## Task goal
Each line that follows is to be retyped exactly.

## Collected data entries
━━━

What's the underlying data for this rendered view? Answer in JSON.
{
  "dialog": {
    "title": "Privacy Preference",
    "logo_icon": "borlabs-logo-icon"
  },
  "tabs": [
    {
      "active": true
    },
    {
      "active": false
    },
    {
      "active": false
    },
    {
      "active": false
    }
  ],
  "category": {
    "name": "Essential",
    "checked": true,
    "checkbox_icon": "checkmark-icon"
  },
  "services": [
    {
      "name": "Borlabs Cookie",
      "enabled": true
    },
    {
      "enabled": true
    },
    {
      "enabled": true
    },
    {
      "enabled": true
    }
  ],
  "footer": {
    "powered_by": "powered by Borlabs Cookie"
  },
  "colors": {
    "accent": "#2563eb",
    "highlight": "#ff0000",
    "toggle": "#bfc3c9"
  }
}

━━━

## Exercise result
What's the underlying data for this rendered view? Answer in JSON.
{
  "dialog": {
    "title": "Privacy Preference",
    "logo_icon": "borlabs-logo-icon"
  },
  "tabs": [
    {
      "active": true
    },
    {
      "active": false
    },
    {
      "active": false
    },
    {
      "active": false
    }
  ],
  "category": {
    "name": "Essential",
    "checked": true,
    "checkbox_icon": "checkmark-icon"
  },
  "services": [
    {
      "name": "Borlabs Cookie",
      "enabled": true
    },
    {
      "enabled": true
    },
    {
      "enabled": true
    },
    {
      "enabled": true
    }
  ],
  "footer": {
    "powered_by": "powered by Borlabs Cookie"
  },
  "colors": {
    "accent": "#2563eb",
    "highlight": "#ff0000",
    "toggle": "#bfc3c9"
  }
}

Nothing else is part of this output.